SHORT PROBLEM: Within this material, how many lines have the string "JSON" in them? The answer is a number, with nothing added.

Rows from a dataset:
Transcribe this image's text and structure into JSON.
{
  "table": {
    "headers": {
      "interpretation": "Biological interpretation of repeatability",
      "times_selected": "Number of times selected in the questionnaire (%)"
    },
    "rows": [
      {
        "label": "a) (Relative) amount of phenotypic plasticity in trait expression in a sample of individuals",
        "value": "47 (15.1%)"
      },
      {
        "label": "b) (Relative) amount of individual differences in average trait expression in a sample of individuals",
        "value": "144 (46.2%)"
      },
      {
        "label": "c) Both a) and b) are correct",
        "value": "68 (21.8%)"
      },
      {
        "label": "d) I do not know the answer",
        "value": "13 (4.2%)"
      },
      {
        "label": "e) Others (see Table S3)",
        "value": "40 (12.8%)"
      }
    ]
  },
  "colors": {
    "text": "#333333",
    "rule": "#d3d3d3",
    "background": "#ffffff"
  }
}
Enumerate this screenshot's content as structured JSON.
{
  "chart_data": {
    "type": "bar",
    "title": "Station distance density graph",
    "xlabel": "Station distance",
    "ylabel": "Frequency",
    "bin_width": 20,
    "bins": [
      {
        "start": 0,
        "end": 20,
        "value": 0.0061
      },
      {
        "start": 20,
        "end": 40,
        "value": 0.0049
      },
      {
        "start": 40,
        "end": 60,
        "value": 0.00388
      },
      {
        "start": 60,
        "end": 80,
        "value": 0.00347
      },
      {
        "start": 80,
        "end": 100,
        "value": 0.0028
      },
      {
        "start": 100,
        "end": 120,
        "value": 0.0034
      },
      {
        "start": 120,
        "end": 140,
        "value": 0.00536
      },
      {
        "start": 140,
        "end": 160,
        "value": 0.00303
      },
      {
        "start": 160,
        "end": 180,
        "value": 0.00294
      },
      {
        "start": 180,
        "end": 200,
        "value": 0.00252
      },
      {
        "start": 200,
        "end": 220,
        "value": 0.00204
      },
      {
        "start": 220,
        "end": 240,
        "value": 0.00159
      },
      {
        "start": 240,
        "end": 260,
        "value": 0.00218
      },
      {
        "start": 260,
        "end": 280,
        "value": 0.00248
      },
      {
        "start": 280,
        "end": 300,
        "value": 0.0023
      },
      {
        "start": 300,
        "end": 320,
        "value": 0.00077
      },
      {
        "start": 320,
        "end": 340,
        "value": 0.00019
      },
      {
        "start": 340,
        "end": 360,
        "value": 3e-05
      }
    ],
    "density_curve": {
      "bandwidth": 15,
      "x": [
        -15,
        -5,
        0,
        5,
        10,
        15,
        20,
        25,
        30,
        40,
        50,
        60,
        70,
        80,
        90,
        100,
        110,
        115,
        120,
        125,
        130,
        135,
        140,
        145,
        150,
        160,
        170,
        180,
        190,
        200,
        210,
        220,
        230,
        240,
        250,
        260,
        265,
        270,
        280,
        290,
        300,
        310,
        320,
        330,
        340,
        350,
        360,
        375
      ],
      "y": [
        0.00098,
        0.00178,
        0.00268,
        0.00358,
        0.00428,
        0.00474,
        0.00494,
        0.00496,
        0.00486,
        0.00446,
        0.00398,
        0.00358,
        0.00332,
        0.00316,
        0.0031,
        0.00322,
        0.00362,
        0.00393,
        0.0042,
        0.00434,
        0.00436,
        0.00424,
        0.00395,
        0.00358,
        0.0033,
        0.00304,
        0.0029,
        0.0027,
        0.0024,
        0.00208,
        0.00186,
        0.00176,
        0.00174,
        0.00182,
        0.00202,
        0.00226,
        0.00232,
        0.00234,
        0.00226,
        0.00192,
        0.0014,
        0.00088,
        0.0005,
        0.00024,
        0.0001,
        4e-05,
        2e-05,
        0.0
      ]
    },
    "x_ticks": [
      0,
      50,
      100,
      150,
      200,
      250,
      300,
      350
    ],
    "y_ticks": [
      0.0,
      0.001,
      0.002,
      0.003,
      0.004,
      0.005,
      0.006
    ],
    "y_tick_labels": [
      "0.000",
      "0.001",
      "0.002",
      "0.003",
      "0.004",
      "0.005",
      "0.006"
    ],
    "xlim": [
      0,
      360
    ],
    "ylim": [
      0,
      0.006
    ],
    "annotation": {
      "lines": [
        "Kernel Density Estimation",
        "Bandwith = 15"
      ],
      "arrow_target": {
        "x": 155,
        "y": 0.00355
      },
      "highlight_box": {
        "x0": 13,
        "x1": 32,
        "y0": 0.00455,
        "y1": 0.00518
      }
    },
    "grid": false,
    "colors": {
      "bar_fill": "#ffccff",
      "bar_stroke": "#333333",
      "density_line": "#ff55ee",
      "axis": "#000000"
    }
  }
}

FULL SOLUTION: 2